(Extracts from a graphics dataset)
-- Start --
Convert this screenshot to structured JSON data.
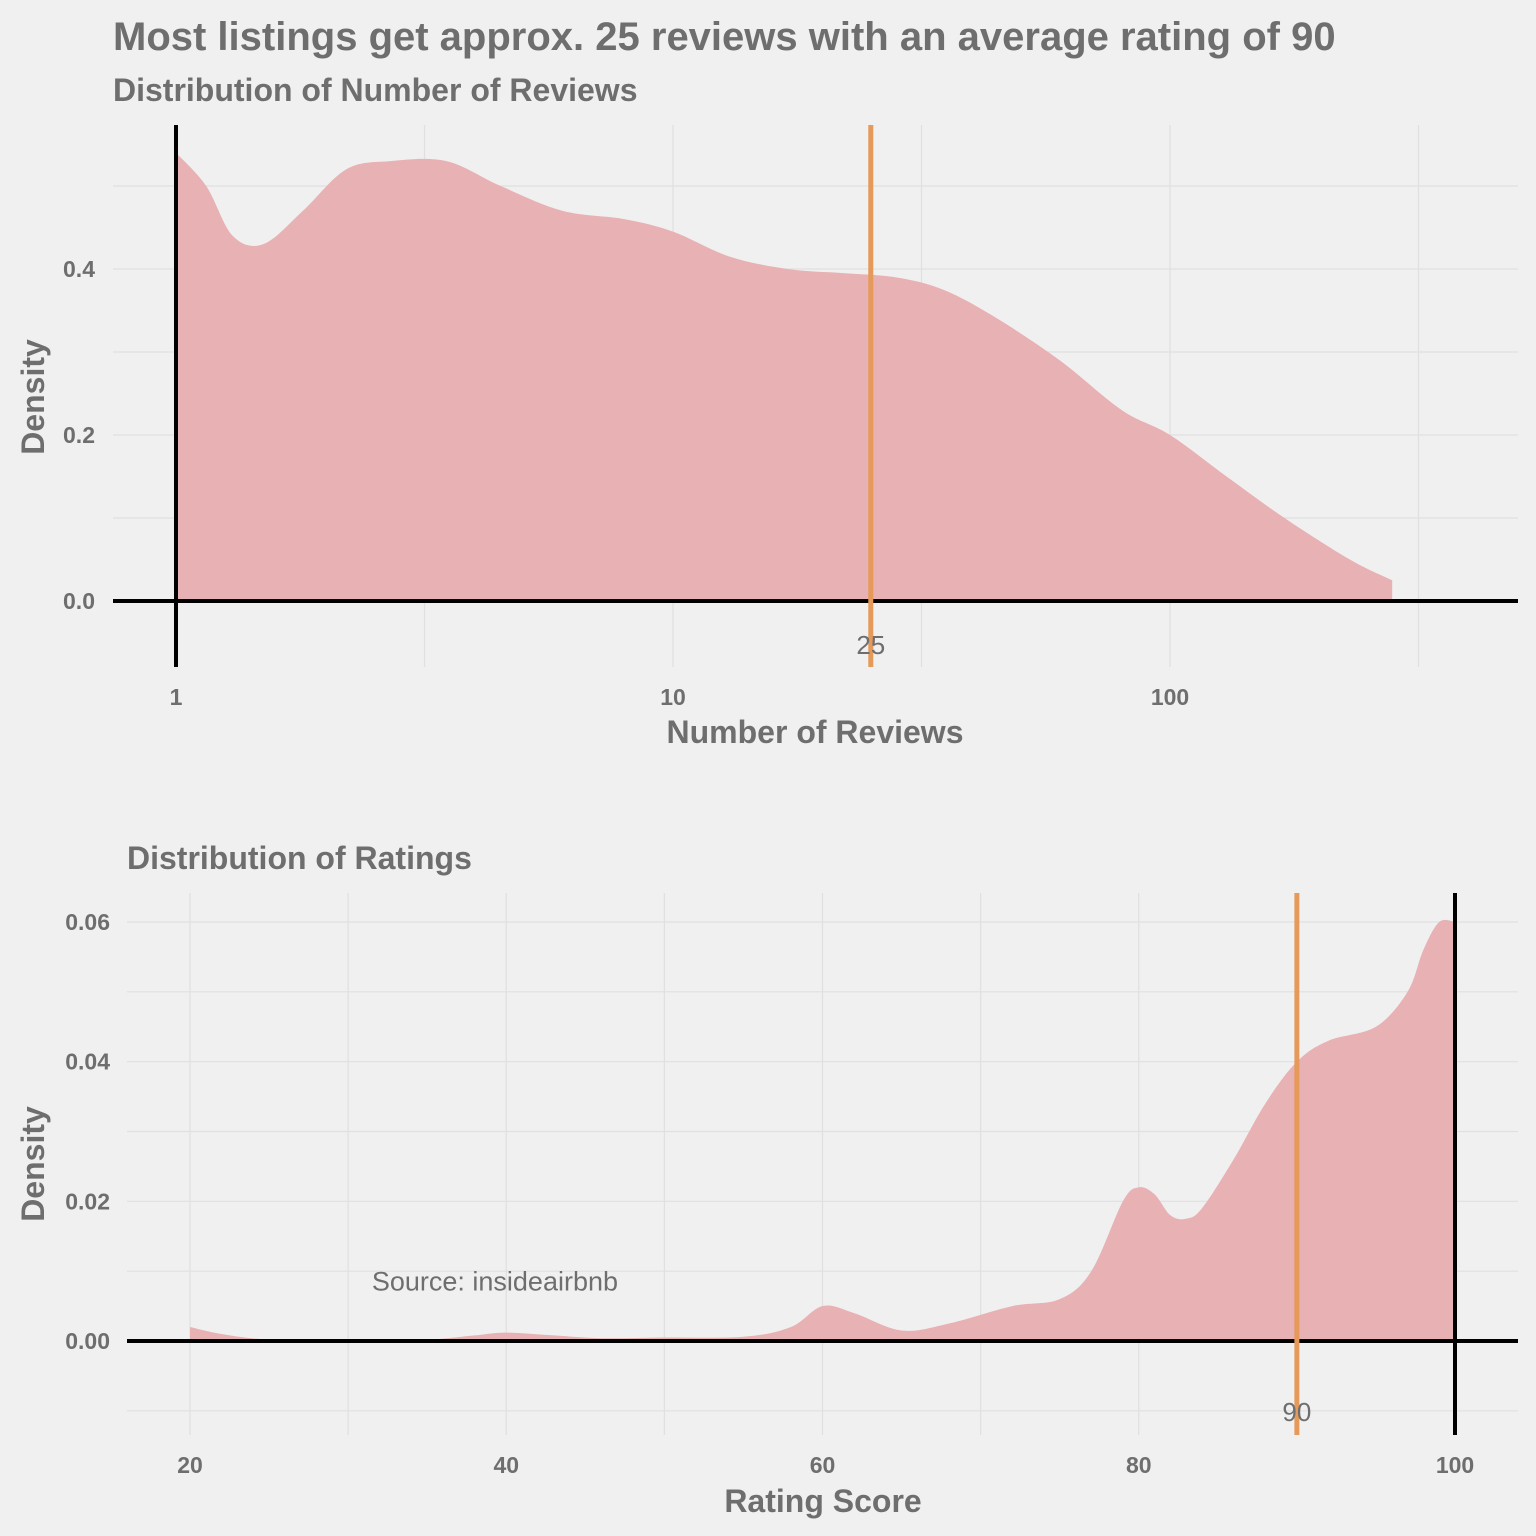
{
  "title": "Most listings get approx. 25 reviews with an average rating of 90",
  "colors": {
    "density_fill": "#e8b1b3",
    "reference_line": "#e69a5a",
    "axis_line": "#000000",
    "text": "#6e6e6e",
    "background": "#f0f0f0"
  },
  "chart_data": [
    {
      "type": "area",
      "title": "Distribution of Number of Reviews",
      "xlabel": "Number of Reviews",
      "ylabel": "Density",
      "x_scale": "log10",
      "xlim": [
        1,
        300
      ],
      "ylim": [
        -0.08,
        0.57
      ],
      "x_ticks": [
        1,
        10,
        100
      ],
      "x_tick_labels": [
        "1",
        "10",
        "100"
      ],
      "y_ticks": [
        0.0,
        0.2,
        0.4
      ],
      "y_tick_labels": [
        "0.0",
        "0.2",
        "0.4"
      ],
      "grid": true,
      "series": [
        {
          "x": [
            1,
            1.15,
            1.3,
            1.5,
            1.8,
            2.2,
            2.7,
            3.5,
            4.5,
            6,
            8,
            10,
            13,
            17,
            22,
            28,
            35,
            45,
            60,
            80,
            100,
            130,
            170,
            230,
            280
          ],
          "y": [
            0.54,
            0.5,
            0.44,
            0.43,
            0.47,
            0.52,
            0.53,
            0.53,
            0.5,
            0.47,
            0.46,
            0.445,
            0.415,
            0.4,
            0.395,
            0.39,
            0.375,
            0.34,
            0.29,
            0.23,
            0.2,
            0.15,
            0.1,
            0.05,
            0.025
          ]
        }
      ],
      "reference_line": {
        "x": 25,
        "label": "25"
      },
      "axis_lines": {
        "x": 1,
        "y": 0
      }
    },
    {
      "type": "area",
      "title": "Distribution of Ratings",
      "xlabel": "Rating Score",
      "ylabel": "Density",
      "xlim": [
        16,
        101
      ],
      "ylim": [
        -0.01,
        0.065
      ],
      "x_ticks": [
        20,
        40,
        60,
        80,
        100
      ],
      "x_tick_labels": [
        "20",
        "40",
        "60",
        "80",
        "100"
      ],
      "y_ticks": [
        0.0,
        0.02,
        0.04,
        0.06
      ],
      "y_tick_labels": [
        "0.00",
        "0.02",
        "0.04",
        "0.06"
      ],
      "grid": true,
      "series": [
        {
          "x": [
            20,
            22,
            25,
            30,
            35,
            38,
            40,
            43,
            46,
            50,
            55,
            58,
            60,
            62,
            65,
            68,
            72,
            75,
            77,
            79,
            80,
            81,
            82,
            83,
            84,
            86,
            88,
            90,
            92,
            95,
            97,
            98,
            99,
            100
          ],
          "y": [
            0.002,
            0.001,
            0.0002,
            0.0001,
            0.0002,
            0.0008,
            0.0012,
            0.0008,
            0.0004,
            0.0005,
            0.0006,
            0.002,
            0.005,
            0.004,
            0.0015,
            0.0025,
            0.005,
            0.006,
            0.01,
            0.02,
            0.022,
            0.021,
            0.018,
            0.0175,
            0.019,
            0.026,
            0.034,
            0.04,
            0.043,
            0.045,
            0.05,
            0.056,
            0.06,
            0.06
          ]
        }
      ],
      "reference_line": {
        "x": 90,
        "label": "90"
      },
      "axis_lines": {
        "x": 100,
        "y": 0
      },
      "annotation": {
        "text": "Source: insideairbnb",
        "x": 31.5,
        "y": 0.0085
      }
    }
  ]
}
-- End --
EXERCISE DETAILS:
Copy out the whole listing exactly, and don't carry over any pictures.

EXERCISE OUTPUT:
Convert this screenshot to structured JSON data.
{
  "title": "Most listings get approx. 25 reviews with an average rating of 90",
  "colors": {
    "density_fill": "#e8b1b3",
    "reference_line": "#e69a5a",
    "axis_line": "#000000",
    "text": "#6e6e6e",
    "background": "#f0f0f0"
  },
  "chart_data": [
    {
      "type": "area",
      "title": "Distribution of Number of Reviews",
      "xlabel": "Number of Reviews",
      "ylabel": "Density",
      "x_scale": "log10",
      "xlim": [
        1,
        300
      ],
      "ylim": [
        -0.08,
        0.57
      ],
      "x_ticks": [
        1,
        10,
        100
      ],
      "x_tick_labels": [
        "1",
        "10",
        "100"
      ],
      "y_ticks": [
        0.0,
        0.2,
        0.4
      ],
      "y_tick_labels": [
        "0.0",
        "0.2",
        "0.4"
      ],
      "grid": true,
      "series": [
        {
          "x": [
            1,
            1.15,
            1.3,
            1.5,
            1.8,
            2.2,
            2.7,
            3.5,
            4.5,
            6,
            8,
            10,
            13,
            17,
            22,
            28,
            35,
            45,
            60,
            80,
            100,
            130,
            170,
            230,
            280
          ],
          "y": [
            0.54,
            0.5,
            0.44,
            0.43,
            0.47,
            0.52,
            0.53,
            0.53,
            0.5,
            0.47,
            0.46,
            0.445,
            0.415,
            0.4,
            0.395,
            0.39,
            0.375,
            0.34,
            0.29,
            0.23,
            0.2,
            0.15,
            0.1,
            0.05,
            0.025
          ]
        }
      ],
      "reference_line": {
        "x": 25,
        "label": "25"
      },
      "axis_lines": {
        "x": 1,
        "y": 0
      }
    },
    {
      "type": "area",
      "title": "Distribution of Ratings",
      "xlabel": "Rating Score",
      "ylabel": "Density",
      "xlim": [
        16,
        101
      ],
      "ylim": [
        -0.01,
        0.065
      ],
      "x_ticks": [
        20,
        40,
        60,
        80,
        100
      ],
      "x_tick_labels": [
        "20",
        "40",
        "60",
        "80",
        "100"
      ],
      "y_ticks": [
        0.0,
        0.02,
        0.04,
        0.06
      ],
      "y_tick_labels": [
        "0.00",
        "0.02",
        "0.04",
        "0.06"
      ],
      "grid": true,
      "series": [
        {
          "x": [
            20,
            22,
            25,
            30,
            35,
            38,
            40,
            43,
            46,
            50,
            55,
            58,
            60,
            62,
            65,
            68,
            72,
            75,
            77,
            79,
            80,
            81,
            82,
            83,
            84,
            86,
            88,
            90,
            92,
            95,
            97,
            98,
            99,
            100
          ],
          "y": [
            0.002,
            0.001,
            0.0002,
            0.0001,
            0.0002,
            0.0008,
            0.0012,
            0.0008,
            0.0004,
            0.0005,
            0.0006,
            0.002,
            0.005,
            0.004,
            0.0015,
            0.0025,
            0.005,
            0.006,
            0.01,
            0.02,
            0.022,
            0.021,
            0.018,
            0.0175,
            0.019,
            0.026,
            0.034,
            0.04,
            0.043,
            0.045,
            0.05,
            0.056,
            0.06,
            0.06
          ]
        }
      ],
      "reference_line": {
        "x": 90,
        "label": "90"
      },
      "axis_lines": {
        "x": 100,
        "y": 0
      },
      "annotation": {
        "text": "Source: insideairbnb",
        "x": 31.5,
        "y": 0.0085
      }
    }
  ]
}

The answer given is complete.